(DATA EXCERPTS)
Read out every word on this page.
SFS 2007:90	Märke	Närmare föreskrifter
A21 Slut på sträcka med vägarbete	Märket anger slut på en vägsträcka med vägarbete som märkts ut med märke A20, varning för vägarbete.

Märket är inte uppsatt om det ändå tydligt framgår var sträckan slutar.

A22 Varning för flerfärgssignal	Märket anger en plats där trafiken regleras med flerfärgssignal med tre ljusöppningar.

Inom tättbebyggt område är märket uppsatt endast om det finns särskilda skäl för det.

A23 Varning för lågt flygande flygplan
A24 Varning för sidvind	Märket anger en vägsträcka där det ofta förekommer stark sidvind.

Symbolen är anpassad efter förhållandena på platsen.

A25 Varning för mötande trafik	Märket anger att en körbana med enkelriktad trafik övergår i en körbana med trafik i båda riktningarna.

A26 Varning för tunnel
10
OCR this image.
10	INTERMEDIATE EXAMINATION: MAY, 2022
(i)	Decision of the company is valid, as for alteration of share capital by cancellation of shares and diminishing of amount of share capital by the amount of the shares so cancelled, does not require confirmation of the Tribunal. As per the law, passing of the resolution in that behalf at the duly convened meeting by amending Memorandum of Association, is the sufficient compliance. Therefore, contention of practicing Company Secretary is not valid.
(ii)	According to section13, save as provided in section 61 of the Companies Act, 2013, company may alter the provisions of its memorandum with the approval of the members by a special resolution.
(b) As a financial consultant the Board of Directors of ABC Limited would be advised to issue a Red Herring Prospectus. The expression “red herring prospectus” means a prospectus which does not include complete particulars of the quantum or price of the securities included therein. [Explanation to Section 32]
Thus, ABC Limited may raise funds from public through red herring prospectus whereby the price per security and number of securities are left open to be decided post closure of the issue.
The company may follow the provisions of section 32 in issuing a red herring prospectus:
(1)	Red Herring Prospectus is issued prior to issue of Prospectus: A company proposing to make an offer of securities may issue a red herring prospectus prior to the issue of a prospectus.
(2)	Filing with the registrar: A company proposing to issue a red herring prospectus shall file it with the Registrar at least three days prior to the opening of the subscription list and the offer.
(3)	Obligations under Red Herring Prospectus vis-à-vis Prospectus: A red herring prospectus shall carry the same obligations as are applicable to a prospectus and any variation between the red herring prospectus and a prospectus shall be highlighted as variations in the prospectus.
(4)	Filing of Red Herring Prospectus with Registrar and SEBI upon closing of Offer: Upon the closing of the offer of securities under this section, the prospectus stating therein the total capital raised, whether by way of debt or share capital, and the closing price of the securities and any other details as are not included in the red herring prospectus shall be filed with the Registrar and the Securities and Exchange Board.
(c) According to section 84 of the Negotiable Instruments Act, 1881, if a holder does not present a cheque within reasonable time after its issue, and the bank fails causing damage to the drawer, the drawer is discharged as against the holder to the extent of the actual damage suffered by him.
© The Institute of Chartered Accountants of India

(SHORT TASK)
Above are some records. Print them all exactly.

(RIGHT ANSWER)
Read out every word on this page.
SFS 2007:90	Märke	Närmare föreskrifter
A21 Slut på sträcka med vägarbete	Märket anger slut på en vägsträcka med vägarbete som märkts ut med märke A20, varning för vägarbete.

Märket är inte uppsatt om det ändå tydligt framgår var sträckan slutar.

A22 Varning för flerfärgssignal	Märket anger en plats där trafiken regleras med flerfärgssignal med tre ljusöppningar.

Inom tättbebyggt område är märket uppsatt endast om det finns särskilda skäl för det.

A23 Varning för lågt flygande flygplan
A24 Varning för sidvind	Märket anger en vägsträcka där det ofta förekommer stark sidvind.

Symbolen är anpassad efter förhållandena på platsen.

A25 Varning för mötande trafik	Märket anger att en körbana med enkelriktad trafik övergår i en körbana med trafik i båda riktningarna.

A26 Varning för tunnel
10
OCR this image.
10	INTERMEDIATE EXAMINATION: MAY, 2022
(i)	Decision of the company is valid, as for alteration of share capital by cancellation of shares and diminishing of amount of share capital by the amount of the shares so cancelled, does not require confirmation of the Tribunal. As per the law, passing of the resolution in that behalf at the duly convened meeting by amending Memorandum of Association, is the sufficient compliance. Therefore, contention of practicing Company Secretary is not valid.
(ii)	According to section13, save as provided in section 61 of the Companies Act, 2013, company may alter the provisions of its memorandum with the approval of the members by a special resolution.
(b) As a financial consultant the Board of Directors of ABC Limited would be advised to issue a Red Herring Prospectus. The expression “red herring prospectus” means a prospectus which does not include complete particulars of the quantum or price of the securities included therein. [Explanation to Section 32]
Thus, ABC Limited may raise funds from public through red herring prospectus whereby the price per security and number of securities are left open to be decided post closure of the issue.
The company may follow the provisions of section 32 in issuing a red herring prospectus:
(1)	Red Herring Prospectus is issued prior to issue of Prospectus: A company proposing to make an offer of securities may issue a red herring prospectus prior to the issue of a prospectus.
(2)	Filing with the registrar: A company proposing to issue a red herring prospectus shall file it with the Registrar at least three days prior to the opening of the subscription list and the offer.
(3)	Obligations under Red Herring Prospectus vis-à-vis Prospectus: A red herring prospectus shall carry the same obligations as are applicable to a prospectus and any variation between the red herring prospectus and a prospectus shall be highlighted as variations in the prospectus.
(4)	Filing of Red Herring Prospectus with Registrar and SEBI upon closing of Offer: Upon the closing of the offer of securities under this section, the prospectus stating therein the total capital raised, whether by way of debt or share capital, and the closing price of the securities and any other details as are not included in the red herring prospectus shall be filed with the Registrar and the Securities and Exchange Board.
(c) According to section 84 of the Negotiable Instruments Act, 1881, if a holder does not present a cheque within reasonable time after its issue, and the bank fails causing damage to the drawer, the drawer is discharged as against the holder to the extent of the actual damage suffered by him.
© The Institute of Chartered Accountants of India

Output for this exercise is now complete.